— Start —

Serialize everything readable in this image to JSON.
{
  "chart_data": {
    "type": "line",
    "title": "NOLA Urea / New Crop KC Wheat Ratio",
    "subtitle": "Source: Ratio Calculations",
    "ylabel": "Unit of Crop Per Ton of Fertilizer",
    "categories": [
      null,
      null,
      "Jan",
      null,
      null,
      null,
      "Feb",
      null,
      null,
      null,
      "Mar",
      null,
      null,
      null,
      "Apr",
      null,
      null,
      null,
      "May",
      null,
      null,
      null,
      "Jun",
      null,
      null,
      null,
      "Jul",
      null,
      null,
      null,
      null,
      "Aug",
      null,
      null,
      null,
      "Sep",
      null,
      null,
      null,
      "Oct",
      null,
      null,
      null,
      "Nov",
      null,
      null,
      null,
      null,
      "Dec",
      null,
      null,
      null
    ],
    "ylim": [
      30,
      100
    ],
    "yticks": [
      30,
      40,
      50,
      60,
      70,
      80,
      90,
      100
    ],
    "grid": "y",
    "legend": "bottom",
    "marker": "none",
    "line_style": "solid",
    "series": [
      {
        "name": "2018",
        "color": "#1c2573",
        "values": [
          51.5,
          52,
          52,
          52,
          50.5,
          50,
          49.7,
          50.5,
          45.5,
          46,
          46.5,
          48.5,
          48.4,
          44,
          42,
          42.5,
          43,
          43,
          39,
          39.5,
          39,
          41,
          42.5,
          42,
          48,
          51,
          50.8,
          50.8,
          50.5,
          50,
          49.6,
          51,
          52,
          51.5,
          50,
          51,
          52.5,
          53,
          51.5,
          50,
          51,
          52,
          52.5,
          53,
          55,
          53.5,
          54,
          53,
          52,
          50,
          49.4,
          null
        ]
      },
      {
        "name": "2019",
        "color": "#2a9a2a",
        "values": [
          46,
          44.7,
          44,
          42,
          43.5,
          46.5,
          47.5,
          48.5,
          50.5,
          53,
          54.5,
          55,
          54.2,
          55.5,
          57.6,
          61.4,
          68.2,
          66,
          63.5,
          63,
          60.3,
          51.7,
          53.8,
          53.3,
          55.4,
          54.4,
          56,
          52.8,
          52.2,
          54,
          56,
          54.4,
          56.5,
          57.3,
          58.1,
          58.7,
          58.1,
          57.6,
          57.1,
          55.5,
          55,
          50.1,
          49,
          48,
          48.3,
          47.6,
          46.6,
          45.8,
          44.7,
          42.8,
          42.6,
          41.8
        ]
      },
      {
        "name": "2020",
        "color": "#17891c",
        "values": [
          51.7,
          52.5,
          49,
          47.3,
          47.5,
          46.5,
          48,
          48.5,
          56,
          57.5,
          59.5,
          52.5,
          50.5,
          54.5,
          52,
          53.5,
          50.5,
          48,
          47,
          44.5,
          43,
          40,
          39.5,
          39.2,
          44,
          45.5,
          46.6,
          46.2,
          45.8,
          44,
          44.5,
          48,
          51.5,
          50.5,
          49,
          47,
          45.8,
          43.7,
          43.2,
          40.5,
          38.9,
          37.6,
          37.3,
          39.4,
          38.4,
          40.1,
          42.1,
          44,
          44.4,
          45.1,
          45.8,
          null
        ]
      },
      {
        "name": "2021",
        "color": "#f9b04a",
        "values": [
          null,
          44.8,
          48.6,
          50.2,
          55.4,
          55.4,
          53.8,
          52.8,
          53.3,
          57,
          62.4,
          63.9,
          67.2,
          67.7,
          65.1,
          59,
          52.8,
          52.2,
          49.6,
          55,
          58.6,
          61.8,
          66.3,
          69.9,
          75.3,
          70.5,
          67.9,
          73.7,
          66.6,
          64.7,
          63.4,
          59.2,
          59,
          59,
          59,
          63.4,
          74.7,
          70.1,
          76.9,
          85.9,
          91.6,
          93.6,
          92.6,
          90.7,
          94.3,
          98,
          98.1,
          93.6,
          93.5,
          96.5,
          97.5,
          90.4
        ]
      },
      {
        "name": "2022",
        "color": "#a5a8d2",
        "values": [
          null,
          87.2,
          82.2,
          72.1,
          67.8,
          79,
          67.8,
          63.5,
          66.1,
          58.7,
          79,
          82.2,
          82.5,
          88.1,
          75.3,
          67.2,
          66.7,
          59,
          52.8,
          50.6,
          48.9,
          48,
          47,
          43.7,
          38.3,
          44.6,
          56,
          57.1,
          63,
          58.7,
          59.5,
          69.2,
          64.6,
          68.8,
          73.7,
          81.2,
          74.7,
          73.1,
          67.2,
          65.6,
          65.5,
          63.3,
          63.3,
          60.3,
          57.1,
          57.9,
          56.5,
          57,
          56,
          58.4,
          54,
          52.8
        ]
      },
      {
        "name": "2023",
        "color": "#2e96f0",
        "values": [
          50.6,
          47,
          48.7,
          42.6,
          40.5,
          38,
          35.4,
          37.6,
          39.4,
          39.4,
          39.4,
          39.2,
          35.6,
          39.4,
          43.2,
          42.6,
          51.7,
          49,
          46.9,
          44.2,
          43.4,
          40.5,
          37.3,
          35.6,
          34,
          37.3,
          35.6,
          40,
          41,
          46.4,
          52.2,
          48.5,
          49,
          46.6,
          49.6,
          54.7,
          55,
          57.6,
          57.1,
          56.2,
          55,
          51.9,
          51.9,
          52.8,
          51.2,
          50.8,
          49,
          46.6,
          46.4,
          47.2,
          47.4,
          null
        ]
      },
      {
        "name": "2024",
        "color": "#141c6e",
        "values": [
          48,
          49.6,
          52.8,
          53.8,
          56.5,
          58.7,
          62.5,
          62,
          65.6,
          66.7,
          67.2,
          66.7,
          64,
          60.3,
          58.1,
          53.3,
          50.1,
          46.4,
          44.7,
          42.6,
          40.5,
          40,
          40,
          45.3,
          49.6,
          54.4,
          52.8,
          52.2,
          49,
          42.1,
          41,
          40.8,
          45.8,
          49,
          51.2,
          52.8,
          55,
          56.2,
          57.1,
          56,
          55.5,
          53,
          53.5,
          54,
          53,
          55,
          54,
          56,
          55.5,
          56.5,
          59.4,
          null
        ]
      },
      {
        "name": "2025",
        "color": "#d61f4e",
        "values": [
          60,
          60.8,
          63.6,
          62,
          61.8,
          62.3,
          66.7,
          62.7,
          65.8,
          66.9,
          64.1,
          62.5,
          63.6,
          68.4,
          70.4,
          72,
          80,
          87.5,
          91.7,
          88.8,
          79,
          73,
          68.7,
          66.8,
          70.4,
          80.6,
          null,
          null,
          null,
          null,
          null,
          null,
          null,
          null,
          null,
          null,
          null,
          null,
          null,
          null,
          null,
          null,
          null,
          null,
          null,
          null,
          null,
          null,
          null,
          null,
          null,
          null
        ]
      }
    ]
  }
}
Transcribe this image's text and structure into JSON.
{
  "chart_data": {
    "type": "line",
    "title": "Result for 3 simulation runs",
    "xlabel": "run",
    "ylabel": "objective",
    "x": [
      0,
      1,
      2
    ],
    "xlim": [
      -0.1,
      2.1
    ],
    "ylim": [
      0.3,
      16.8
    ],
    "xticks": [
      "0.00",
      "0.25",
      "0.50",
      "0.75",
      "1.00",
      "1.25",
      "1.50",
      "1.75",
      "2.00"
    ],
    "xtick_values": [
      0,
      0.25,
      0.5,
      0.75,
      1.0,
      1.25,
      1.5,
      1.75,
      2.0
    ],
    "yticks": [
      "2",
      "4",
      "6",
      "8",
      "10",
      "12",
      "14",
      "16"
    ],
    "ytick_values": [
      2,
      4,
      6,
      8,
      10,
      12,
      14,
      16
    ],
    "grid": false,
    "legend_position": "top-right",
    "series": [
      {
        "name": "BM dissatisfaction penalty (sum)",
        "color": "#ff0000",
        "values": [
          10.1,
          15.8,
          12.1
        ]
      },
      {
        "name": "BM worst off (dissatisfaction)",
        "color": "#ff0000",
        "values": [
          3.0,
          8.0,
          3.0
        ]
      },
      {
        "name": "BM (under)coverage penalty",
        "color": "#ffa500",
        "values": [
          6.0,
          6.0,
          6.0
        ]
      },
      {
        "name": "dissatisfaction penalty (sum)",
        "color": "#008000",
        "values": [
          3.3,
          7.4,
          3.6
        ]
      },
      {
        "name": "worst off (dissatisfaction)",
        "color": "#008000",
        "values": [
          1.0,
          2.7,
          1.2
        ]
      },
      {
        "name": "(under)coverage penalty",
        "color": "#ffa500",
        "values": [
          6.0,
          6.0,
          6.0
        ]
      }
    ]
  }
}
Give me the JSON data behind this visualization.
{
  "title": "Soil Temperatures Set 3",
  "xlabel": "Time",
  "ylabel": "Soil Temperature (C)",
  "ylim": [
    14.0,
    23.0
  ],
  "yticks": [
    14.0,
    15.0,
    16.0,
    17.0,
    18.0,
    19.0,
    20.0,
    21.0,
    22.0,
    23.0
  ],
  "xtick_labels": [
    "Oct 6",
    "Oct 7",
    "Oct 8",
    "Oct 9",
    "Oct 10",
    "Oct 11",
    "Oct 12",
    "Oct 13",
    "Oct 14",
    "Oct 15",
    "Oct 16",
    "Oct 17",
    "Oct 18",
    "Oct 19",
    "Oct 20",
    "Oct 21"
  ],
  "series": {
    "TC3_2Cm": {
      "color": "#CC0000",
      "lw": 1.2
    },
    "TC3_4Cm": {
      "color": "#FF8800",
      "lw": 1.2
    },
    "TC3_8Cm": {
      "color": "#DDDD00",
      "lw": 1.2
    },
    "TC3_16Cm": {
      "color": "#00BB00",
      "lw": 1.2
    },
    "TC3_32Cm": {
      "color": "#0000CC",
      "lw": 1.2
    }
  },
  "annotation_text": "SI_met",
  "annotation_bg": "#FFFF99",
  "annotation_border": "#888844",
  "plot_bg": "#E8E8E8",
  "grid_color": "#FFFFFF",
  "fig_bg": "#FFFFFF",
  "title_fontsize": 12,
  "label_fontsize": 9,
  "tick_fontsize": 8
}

— End —

_What is needed:_
Filter the records, keeping only lines that contain "penalty", and show those lines.

_Task answer:_
        "name": "BM dissatisfaction penalty (sum)",
        "name": "BM (under)coverage penalty",
        "name": "dissatisfaction penalty (sum)",
        "name": "(under)coverage penalty",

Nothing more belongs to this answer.